WRITTEN INSTRUCTION -
Each line of the material below that holds the word "this" needs to be copied.
□ □ □ □ □ □ □
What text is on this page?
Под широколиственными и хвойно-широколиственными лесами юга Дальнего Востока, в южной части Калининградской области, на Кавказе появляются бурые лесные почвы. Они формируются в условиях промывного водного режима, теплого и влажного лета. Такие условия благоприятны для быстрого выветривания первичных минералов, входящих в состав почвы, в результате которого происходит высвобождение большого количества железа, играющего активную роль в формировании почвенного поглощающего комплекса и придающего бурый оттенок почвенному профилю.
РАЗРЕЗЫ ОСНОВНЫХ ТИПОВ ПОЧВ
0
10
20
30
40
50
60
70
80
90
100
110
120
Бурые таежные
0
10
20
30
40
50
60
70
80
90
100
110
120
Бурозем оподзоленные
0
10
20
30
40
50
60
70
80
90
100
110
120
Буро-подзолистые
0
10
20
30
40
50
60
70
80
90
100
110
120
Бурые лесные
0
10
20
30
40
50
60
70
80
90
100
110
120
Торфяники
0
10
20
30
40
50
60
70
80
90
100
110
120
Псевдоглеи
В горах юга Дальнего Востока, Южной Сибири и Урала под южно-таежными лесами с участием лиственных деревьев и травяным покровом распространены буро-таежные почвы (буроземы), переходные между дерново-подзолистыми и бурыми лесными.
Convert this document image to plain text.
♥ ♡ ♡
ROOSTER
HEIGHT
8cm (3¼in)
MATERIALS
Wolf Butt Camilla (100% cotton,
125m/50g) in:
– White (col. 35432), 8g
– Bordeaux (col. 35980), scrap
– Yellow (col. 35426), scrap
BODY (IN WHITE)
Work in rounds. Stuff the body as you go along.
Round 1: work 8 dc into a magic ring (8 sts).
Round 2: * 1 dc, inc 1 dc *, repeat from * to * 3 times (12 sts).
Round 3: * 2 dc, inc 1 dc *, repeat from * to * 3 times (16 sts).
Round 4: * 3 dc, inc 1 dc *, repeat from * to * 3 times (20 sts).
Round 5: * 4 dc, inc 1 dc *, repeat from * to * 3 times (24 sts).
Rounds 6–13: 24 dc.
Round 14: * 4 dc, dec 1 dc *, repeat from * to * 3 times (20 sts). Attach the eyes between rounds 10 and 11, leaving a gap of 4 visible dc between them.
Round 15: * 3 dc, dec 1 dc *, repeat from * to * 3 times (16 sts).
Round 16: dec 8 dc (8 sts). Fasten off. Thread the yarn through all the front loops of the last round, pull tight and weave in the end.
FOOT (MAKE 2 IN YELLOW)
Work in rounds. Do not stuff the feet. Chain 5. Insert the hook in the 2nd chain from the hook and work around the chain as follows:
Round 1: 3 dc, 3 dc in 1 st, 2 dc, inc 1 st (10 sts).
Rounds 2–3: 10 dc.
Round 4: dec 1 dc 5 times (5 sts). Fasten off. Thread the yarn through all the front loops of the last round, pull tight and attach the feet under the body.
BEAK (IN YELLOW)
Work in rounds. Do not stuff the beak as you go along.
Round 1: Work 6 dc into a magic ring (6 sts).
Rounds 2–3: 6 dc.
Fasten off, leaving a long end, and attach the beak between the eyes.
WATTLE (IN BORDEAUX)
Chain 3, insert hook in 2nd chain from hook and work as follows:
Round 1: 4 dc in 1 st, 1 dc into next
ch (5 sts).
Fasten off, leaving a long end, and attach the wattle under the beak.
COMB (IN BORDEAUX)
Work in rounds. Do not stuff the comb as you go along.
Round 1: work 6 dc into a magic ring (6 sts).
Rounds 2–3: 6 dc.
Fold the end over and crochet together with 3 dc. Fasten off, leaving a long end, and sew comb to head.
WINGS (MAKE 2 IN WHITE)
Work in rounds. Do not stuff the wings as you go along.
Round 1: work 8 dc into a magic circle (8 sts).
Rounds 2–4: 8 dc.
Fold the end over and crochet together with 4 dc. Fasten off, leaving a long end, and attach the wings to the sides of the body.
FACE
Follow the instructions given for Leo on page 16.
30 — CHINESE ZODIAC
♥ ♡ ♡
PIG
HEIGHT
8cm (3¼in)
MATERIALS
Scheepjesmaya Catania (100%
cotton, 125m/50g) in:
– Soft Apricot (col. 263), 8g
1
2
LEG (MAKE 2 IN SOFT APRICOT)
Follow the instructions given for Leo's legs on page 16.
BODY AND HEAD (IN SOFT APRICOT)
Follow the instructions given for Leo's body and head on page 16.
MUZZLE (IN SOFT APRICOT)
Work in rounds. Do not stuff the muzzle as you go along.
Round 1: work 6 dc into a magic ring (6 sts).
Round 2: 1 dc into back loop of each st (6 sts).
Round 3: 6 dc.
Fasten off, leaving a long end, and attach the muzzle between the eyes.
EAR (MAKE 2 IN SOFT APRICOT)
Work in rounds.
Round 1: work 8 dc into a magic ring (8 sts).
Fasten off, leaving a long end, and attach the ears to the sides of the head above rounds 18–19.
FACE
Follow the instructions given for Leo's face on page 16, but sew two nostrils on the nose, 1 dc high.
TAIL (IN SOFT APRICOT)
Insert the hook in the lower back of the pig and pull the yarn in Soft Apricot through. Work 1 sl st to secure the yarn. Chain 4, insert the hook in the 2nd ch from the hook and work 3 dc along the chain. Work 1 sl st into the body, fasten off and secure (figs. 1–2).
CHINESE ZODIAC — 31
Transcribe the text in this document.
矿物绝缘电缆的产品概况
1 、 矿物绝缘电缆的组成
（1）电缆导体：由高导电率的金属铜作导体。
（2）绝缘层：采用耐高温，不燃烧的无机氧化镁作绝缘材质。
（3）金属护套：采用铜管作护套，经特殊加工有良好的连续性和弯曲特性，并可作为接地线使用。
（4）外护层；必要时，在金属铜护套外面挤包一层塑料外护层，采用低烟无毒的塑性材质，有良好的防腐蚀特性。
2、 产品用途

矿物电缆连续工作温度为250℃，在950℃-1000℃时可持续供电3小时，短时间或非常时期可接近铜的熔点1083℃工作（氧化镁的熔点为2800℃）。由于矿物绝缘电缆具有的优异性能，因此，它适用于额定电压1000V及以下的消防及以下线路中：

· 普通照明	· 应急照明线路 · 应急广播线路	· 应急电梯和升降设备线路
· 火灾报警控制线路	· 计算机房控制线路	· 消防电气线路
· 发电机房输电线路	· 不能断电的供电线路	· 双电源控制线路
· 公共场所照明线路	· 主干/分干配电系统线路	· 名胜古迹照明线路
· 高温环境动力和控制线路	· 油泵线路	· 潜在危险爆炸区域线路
□ □ □ □ □ □ □
RESPONSE BELOW -
What text is on this page?
Convert this document image to plain text.
Transcribe the text in this document.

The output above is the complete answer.